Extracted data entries
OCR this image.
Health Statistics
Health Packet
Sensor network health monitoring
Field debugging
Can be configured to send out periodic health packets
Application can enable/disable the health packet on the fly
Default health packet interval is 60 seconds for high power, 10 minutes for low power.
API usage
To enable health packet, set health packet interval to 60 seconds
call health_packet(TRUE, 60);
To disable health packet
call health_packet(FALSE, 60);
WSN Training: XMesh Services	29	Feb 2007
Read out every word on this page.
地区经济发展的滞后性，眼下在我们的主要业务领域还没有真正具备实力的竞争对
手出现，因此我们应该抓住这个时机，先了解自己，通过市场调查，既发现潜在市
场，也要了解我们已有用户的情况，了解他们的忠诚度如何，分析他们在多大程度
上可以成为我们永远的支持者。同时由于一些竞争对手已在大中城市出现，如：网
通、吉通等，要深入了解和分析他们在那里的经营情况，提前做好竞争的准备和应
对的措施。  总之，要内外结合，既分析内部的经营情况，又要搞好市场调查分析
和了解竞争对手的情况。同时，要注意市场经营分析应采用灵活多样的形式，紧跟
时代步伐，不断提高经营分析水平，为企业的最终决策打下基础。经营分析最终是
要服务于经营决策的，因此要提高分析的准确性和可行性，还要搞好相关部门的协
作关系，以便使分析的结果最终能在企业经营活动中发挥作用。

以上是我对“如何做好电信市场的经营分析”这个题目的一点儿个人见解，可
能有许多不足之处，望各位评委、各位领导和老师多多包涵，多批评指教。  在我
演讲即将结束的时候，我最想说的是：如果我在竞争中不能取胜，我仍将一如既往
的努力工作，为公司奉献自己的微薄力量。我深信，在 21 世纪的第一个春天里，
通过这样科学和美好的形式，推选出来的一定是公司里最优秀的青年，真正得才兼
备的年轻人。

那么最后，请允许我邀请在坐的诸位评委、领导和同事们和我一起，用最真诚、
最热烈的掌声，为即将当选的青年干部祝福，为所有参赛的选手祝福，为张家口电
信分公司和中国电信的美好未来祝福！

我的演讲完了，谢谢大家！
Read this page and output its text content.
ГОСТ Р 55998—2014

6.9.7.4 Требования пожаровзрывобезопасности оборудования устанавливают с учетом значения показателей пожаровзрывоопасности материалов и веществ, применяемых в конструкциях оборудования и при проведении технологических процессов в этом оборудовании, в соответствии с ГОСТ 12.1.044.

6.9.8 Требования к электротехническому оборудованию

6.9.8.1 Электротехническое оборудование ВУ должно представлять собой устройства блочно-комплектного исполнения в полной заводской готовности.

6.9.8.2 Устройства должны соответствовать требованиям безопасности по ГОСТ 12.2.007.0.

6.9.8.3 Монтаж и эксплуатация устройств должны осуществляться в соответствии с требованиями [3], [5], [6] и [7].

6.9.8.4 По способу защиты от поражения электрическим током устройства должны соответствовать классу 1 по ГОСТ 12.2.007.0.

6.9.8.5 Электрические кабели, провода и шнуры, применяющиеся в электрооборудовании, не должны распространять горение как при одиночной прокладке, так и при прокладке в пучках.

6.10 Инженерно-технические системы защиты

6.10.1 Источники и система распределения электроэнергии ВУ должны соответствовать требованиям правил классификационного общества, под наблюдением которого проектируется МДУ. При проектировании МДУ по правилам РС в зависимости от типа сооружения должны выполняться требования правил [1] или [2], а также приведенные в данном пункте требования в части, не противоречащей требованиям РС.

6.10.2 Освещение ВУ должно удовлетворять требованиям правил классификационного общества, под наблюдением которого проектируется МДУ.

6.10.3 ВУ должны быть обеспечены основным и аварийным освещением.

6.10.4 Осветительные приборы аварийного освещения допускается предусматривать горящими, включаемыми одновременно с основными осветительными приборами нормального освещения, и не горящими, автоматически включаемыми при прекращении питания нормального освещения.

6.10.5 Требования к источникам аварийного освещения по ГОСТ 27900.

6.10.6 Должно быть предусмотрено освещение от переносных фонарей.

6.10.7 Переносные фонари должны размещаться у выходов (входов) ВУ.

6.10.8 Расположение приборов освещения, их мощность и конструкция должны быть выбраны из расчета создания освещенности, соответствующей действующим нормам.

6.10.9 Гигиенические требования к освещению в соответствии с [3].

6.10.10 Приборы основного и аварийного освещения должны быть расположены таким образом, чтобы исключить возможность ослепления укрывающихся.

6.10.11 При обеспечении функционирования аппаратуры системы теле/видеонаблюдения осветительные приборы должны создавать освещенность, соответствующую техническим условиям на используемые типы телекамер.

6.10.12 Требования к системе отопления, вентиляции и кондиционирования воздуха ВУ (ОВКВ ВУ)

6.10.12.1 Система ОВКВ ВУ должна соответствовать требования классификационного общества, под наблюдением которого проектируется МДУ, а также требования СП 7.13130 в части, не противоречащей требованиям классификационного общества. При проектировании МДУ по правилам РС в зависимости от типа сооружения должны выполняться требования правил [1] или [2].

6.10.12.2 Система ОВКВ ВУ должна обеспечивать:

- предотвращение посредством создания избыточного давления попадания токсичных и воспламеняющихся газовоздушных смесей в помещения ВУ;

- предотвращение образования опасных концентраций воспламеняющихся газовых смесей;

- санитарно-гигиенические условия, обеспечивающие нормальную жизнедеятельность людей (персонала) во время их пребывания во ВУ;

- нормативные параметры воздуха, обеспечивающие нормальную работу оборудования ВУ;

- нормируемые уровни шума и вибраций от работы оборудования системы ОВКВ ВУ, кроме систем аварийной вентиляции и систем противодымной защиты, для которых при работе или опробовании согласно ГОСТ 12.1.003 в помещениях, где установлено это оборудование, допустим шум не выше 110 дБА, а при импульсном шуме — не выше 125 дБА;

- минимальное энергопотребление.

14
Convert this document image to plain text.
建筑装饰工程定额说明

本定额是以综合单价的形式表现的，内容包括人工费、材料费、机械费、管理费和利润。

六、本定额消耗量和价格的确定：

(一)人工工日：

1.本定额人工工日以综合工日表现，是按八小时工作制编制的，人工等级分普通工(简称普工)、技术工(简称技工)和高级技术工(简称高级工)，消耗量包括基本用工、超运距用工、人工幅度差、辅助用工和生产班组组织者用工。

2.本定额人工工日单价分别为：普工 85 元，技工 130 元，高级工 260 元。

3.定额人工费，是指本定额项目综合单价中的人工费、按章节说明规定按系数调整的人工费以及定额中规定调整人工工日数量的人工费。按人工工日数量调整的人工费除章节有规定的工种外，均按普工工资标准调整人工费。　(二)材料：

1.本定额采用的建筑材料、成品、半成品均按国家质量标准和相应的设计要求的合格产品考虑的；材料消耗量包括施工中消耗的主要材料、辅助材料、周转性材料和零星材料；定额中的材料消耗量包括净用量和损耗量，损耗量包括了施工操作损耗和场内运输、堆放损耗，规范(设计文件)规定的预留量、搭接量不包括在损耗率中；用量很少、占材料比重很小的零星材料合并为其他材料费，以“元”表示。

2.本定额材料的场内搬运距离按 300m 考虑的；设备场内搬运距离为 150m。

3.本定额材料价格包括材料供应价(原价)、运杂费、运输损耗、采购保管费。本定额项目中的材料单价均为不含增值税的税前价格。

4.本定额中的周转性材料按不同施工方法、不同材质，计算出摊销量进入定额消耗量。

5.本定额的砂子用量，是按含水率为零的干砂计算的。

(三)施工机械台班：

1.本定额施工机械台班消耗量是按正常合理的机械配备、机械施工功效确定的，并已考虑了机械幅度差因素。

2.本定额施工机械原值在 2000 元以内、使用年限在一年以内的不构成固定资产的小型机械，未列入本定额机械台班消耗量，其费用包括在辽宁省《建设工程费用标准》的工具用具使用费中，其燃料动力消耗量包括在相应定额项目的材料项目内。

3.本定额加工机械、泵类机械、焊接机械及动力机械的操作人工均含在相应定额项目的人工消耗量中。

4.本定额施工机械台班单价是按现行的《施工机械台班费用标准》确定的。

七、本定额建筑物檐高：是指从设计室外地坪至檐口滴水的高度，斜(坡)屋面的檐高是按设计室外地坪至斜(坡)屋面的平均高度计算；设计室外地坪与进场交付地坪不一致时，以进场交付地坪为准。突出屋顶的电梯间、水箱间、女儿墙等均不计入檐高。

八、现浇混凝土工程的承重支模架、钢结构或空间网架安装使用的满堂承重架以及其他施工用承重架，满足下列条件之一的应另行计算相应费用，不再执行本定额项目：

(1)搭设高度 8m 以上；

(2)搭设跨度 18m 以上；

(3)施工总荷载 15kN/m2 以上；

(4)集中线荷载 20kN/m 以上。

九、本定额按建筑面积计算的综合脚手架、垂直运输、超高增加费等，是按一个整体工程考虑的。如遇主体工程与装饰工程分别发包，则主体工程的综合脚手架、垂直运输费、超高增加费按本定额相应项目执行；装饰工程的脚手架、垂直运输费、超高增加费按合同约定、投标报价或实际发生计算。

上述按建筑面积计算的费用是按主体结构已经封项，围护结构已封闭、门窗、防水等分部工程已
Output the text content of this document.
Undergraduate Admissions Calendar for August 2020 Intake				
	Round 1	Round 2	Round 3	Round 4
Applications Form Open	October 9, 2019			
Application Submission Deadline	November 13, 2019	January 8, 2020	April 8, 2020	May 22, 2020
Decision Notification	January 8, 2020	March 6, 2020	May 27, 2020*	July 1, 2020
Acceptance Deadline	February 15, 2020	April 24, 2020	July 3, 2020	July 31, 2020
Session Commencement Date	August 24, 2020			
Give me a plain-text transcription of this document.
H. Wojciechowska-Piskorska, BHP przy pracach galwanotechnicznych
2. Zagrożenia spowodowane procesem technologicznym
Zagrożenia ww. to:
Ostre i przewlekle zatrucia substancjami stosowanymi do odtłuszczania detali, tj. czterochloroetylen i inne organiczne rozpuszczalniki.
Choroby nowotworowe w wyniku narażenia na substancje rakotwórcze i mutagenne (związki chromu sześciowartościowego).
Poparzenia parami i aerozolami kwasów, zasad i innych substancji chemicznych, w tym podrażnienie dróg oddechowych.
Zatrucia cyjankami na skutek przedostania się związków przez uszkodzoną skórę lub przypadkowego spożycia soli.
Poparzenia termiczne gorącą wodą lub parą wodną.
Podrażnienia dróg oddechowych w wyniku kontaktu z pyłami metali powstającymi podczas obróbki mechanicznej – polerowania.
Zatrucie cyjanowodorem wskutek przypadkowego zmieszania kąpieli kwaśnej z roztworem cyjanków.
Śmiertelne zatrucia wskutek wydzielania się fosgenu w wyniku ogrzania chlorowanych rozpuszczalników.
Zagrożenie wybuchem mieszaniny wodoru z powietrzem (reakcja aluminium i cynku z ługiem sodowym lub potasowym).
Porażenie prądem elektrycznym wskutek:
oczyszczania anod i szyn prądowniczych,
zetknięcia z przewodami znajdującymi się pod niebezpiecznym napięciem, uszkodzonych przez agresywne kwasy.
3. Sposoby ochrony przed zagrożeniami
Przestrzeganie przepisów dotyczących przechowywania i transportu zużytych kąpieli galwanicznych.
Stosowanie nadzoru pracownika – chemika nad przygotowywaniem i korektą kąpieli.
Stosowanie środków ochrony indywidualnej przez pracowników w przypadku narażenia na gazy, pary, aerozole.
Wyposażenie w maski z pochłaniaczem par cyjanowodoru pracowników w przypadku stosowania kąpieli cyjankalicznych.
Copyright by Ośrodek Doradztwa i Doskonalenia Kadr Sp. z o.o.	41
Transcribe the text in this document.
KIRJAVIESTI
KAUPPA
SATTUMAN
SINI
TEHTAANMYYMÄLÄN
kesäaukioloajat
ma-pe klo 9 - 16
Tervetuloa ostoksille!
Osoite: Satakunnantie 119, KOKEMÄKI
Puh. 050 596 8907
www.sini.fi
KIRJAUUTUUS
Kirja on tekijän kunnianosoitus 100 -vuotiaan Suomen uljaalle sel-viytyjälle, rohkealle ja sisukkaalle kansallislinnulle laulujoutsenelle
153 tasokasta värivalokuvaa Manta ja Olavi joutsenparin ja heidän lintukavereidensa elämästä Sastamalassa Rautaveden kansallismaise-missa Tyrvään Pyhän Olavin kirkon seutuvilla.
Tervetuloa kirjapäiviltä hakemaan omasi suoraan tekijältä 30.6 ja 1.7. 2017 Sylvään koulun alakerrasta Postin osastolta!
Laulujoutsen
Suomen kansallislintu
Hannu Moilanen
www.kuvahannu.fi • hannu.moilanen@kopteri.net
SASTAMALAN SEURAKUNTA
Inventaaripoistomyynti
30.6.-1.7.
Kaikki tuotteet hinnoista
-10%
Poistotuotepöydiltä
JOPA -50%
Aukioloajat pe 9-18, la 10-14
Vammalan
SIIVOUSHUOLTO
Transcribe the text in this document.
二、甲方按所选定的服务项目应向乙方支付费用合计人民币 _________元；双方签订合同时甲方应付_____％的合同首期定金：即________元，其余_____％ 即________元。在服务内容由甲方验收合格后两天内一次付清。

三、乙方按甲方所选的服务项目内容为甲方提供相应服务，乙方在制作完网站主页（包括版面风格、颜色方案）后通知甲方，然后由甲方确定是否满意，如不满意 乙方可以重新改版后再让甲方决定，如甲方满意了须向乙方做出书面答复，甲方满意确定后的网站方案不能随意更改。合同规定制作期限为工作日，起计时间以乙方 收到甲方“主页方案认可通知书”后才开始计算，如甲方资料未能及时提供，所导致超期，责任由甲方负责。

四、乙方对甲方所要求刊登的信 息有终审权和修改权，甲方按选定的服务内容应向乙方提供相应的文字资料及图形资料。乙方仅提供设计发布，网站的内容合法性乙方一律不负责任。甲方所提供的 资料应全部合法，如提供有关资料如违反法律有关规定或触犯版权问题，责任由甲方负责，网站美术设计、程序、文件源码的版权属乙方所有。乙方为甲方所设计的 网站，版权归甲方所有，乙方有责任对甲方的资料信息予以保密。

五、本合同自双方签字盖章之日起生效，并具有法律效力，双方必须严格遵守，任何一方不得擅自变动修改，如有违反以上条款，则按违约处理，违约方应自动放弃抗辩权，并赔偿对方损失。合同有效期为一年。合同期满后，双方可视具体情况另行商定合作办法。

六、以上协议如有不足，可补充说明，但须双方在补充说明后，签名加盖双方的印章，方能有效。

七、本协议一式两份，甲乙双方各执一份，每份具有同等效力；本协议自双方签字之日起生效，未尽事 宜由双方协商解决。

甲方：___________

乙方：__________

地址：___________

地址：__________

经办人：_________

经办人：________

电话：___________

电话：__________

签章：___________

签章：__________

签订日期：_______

■ **Job**:
Tally the lines of the data that hold the string "правил". Answer with the number and nothing more.

■ **Task output**:
3